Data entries

=====

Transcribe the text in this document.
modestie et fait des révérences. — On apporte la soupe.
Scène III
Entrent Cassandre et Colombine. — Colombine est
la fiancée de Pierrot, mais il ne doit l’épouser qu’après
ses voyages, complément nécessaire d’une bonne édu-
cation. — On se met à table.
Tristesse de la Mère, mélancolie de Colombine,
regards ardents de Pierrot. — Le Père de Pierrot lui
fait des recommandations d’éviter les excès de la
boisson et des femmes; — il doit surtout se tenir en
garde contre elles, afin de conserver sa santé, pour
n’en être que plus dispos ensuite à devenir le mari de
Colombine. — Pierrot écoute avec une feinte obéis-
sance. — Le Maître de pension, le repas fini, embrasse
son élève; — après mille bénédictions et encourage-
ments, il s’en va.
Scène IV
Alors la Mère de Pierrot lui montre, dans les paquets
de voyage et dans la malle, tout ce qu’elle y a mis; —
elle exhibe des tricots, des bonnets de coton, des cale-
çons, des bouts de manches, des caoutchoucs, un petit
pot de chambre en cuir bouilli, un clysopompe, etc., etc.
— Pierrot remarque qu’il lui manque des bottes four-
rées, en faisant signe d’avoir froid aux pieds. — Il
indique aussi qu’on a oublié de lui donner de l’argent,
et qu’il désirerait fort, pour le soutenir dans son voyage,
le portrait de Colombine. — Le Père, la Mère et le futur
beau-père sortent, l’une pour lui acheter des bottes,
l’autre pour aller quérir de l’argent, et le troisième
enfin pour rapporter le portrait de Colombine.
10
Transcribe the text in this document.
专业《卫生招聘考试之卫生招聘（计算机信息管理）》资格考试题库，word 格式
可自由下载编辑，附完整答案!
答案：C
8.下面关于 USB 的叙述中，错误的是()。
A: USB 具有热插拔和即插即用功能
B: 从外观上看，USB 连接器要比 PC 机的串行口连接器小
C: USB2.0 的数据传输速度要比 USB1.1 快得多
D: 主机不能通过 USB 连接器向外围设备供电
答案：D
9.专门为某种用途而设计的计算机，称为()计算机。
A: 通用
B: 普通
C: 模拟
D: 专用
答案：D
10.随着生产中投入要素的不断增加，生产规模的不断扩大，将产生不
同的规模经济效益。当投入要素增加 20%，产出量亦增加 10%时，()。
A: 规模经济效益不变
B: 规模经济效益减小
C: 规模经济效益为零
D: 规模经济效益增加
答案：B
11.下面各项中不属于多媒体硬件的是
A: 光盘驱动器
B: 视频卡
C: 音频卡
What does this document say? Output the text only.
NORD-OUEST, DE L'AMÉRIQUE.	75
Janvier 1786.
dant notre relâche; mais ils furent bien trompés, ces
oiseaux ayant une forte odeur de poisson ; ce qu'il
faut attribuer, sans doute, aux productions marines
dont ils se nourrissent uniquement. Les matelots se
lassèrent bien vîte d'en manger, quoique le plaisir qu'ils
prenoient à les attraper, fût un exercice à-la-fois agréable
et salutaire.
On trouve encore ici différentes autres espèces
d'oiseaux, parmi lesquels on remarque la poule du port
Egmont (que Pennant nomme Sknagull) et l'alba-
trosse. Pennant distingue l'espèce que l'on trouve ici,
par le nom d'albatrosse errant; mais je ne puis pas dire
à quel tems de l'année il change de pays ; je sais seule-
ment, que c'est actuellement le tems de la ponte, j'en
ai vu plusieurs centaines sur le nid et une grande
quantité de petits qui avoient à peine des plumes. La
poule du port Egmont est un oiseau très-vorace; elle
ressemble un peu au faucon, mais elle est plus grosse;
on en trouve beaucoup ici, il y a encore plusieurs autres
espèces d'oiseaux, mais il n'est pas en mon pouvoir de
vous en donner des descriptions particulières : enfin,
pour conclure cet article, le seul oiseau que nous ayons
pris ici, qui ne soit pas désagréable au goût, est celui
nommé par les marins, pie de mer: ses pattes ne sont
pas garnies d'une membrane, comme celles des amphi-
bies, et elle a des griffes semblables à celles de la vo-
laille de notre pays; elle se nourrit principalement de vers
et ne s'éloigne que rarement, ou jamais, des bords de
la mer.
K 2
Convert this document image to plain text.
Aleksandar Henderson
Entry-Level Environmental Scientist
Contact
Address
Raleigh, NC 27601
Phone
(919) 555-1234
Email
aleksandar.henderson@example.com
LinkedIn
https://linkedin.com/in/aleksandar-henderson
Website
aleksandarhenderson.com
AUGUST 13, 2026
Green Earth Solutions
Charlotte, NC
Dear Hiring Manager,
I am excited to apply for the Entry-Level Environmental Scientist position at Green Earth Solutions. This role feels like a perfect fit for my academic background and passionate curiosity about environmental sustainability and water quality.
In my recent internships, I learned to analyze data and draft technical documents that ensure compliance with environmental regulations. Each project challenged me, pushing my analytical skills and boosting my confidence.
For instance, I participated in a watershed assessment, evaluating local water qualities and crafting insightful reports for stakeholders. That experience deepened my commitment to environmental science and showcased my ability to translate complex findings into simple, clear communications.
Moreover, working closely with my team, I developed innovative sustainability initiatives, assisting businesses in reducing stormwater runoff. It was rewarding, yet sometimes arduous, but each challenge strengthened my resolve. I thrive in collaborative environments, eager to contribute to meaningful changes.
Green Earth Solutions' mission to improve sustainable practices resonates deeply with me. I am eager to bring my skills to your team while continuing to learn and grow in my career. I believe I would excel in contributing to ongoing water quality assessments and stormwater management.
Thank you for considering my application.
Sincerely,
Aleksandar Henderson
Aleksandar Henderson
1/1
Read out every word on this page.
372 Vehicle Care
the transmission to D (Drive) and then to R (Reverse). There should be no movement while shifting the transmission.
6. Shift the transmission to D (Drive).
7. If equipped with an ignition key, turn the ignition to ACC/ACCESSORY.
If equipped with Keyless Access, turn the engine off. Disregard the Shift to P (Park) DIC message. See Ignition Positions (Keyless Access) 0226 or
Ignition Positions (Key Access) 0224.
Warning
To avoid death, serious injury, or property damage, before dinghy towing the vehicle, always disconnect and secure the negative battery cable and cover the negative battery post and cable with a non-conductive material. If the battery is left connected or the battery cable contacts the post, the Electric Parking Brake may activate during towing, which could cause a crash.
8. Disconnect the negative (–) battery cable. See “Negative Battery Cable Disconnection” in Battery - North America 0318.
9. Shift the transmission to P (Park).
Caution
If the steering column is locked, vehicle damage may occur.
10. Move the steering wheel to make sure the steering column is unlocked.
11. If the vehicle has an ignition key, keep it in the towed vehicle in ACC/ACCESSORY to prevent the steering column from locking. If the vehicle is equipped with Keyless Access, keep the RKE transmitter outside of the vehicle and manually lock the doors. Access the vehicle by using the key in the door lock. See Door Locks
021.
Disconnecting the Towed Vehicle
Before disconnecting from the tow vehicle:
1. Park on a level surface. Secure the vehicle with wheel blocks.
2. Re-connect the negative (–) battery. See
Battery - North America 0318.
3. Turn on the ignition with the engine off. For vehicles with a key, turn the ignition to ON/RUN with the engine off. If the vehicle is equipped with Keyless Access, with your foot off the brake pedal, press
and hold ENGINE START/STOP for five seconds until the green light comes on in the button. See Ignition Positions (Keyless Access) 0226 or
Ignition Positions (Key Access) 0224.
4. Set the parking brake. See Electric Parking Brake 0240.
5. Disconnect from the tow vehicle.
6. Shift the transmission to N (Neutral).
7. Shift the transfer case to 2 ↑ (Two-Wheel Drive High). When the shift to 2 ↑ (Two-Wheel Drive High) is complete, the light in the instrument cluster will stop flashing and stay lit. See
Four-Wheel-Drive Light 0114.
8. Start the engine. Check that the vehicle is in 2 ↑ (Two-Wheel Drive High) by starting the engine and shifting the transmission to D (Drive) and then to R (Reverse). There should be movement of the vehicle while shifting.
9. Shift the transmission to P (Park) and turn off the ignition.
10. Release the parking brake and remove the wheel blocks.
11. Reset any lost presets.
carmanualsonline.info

=====

PROBLEM REQUIREMENTS
Copy every line above that holds the word "Entry".

ANSWER FOR THE TASK
Entry-Level Environmental Scientist
I am excited to apply for the Entry-Level Environmental Scientist position at Green Earth Solutions. This role feels like a perfect fit for my academic background and passionate curiosity about environmental sustainability and water quality.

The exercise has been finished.